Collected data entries
★ ★ ★ ★ ★ ★ ★

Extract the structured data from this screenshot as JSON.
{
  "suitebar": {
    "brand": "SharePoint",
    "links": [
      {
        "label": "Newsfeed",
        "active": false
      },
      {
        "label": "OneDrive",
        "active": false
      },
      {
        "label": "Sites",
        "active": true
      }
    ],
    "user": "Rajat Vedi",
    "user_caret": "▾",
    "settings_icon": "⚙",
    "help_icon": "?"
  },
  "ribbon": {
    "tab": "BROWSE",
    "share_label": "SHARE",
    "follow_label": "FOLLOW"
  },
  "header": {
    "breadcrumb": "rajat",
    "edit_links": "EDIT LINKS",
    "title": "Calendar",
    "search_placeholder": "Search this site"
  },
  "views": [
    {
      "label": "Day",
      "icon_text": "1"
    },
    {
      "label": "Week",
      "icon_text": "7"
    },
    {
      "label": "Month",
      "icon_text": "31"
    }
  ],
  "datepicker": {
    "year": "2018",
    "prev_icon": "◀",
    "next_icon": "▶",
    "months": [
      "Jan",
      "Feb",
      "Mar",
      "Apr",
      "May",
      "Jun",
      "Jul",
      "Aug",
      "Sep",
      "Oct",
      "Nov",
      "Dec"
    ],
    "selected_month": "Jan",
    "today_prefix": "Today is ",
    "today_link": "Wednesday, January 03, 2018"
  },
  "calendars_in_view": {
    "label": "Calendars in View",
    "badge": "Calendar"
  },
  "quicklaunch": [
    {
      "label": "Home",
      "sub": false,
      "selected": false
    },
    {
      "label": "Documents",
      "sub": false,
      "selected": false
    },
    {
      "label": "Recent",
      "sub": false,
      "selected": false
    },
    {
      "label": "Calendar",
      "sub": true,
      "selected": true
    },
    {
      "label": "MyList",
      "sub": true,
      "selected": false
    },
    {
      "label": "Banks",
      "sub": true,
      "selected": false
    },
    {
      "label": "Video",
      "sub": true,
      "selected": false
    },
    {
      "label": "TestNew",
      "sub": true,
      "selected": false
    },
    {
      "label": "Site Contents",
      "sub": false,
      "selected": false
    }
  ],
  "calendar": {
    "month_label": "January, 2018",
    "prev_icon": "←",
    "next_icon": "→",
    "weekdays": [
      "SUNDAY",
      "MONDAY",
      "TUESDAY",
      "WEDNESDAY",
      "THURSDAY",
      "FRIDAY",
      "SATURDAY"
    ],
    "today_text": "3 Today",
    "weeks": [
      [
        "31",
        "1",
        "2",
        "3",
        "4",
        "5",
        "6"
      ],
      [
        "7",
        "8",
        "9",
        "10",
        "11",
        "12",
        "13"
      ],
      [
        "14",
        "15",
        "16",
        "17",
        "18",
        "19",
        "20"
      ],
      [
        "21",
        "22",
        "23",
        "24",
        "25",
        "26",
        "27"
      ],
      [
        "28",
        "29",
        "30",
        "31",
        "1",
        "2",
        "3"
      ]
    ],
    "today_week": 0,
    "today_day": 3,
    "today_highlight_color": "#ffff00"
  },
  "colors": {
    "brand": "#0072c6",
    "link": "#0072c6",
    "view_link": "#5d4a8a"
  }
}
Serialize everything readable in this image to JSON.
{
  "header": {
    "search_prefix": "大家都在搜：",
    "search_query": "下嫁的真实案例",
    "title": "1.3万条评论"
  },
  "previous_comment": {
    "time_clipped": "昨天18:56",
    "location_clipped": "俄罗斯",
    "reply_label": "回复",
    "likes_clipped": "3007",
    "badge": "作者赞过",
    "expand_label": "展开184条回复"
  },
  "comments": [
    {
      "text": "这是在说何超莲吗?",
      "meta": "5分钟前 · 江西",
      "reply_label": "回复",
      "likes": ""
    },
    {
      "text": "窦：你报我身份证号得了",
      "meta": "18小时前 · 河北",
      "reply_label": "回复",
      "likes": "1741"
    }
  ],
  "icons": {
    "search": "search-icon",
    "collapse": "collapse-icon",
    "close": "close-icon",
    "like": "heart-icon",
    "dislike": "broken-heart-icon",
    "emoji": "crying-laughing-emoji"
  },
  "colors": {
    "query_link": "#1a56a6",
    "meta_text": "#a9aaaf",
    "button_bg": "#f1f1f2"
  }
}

★ ★ ★ ★ ★ ★ ★

WHAT YOU WILL DO -> Please restate the records in full, word for word.

RESULT FOR THIS TASK ->
Extract the structured data from this screenshot as JSON.
{
  "suitebar": {
    "brand": "SharePoint",
    "links": [
      {
        "label": "Newsfeed",
        "active": false
      },
      {
        "label": "OneDrive",
        "active": false
      },
      {
        "label": "Sites",
        "active": true
      }
    ],
    "user": "Rajat Vedi",
    "user_caret": "▾",
    "settings_icon": "⚙",
    "help_icon": "?"
  },
  "ribbon": {
    "tab": "BROWSE",
    "share_label": "SHARE",
    "follow_label": "FOLLOW"
  },
  "header": {
    "breadcrumb": "rajat",
    "edit_links": "EDIT LINKS",
    "title": "Calendar",
    "search_placeholder": "Search this site"
  },
  "views": [
    {
      "label": "Day",
      "icon_text": "1"
    },
    {
      "label": "Week",
      "icon_text": "7"
    },
    {
      "label": "Month",
      "icon_text": "31"
    }
  ],
  "datepicker": {
    "year": "2018",
    "prev_icon": "◀",
    "next_icon": "▶",
    "months": [
      "Jan",
      "Feb",
      "Mar",
      "Apr",
      "May",
      "Jun",
      "Jul",
      "Aug",
      "Sep",
      "Oct",
      "Nov",
      "Dec"
    ],
    "selected_month": "Jan",
    "today_prefix": "Today is ",
    "today_link": "Wednesday, January 03, 2018"
  },
  "calendars_in_view": {
    "label": "Calendars in View",
    "badge": "Calendar"
  },
  "quicklaunch": [
    {
      "label": "Home",
      "sub": false,
      "selected": false
    },
    {
      "label": "Documents",
      "sub": false,
      "selected": false
    },
    {
      "label": "Recent",
      "sub": false,
      "selected": false
    },
    {
      "label": "Calendar",
      "sub": true,
      "selected": true
    },
    {
      "label": "MyList",
      "sub": true,
      "selected": false
    },
    {
      "label": "Banks",
      "sub": true,
      "selected": false
    },
    {
      "label": "Video",
      "sub": true,
      "selected": false
    },
    {
      "label": "TestNew",
      "sub": true,
      "selected": false
    },
    {
      "label": "Site Contents",
      "sub": false,
      "selected": false
    }
  ],
  "calendar": {
    "month_label": "January, 2018",
    "prev_icon": "←",
    "next_icon": "→",
    "weekdays": [
      "SUNDAY",
      "MONDAY",
      "TUESDAY",
      "WEDNESDAY",
      "THURSDAY",
      "FRIDAY",
      "SATURDAY"
    ],
    "today_text": "3 Today",
    "weeks": [
      [
        "31",
        "1",
        "2",
        "3",
        "4",
        "5",
        "6"
      ],
      [
        "7",
        "8",
        "9",
        "10",
        "11",
        "12",
        "13"
      ],
      [
        "14",
        "15",
        "16",
        "17",
        "18",
        "19",
        "20"
      ],
      [
        "21",
        "22",
        "23",
        "24",
        "25",
        "26",
        "27"
      ],
      [
        "28",
        "29",
        "30",
        "31",
        "1",
        "2",
        "3"
      ]
    ],
    "today_week": 0,
    "today_day": 3,
    "today_highlight_color": "#ffff00"
  },
  "colors": {
    "brand": "#0072c6",
    "link": "#0072c6",
    "view_link": "#5d4a8a"
  }
}
Serialize everything readable in this image to JSON.
{
  "header": {
    "search_prefix": "大家都在搜：",
    "search_query": "下嫁的真实案例",
    "title": "1.3万条评论"
  },
  "previous_comment": {
    "time_clipped": "昨天18:56",
    "location_clipped": "俄罗斯",
    "reply_label": "回复",
    "likes_clipped": "3007",
    "badge": "作者赞过",
    "expand_label": "展开184条回复"
  },
  "comments": [
    {
      "text": "这是在说何超莲吗?",
      "meta": "5分钟前 · 江西",
      "reply_label": "回复",
      "likes": ""
    },
    {
      "text": "窦：你报我身份证号得了",
      "meta": "18小时前 · 河北",
      "reply_label": "回复",
      "likes": "1741"
    }
  ],
  "icons": {
    "search": "search-icon",
    "collapse": "collapse-icon",
    "close": "close-icon",
    "like": "heart-icon",
    "dislike": "broken-heart-icon",
    "emoji": "crying-laughing-emoji"
  },
  "colors": {
    "query_link": "#1a56a6",
    "meta_text": "#a9aaaf",
    "button_bg": "#f1f1f2"
  }
}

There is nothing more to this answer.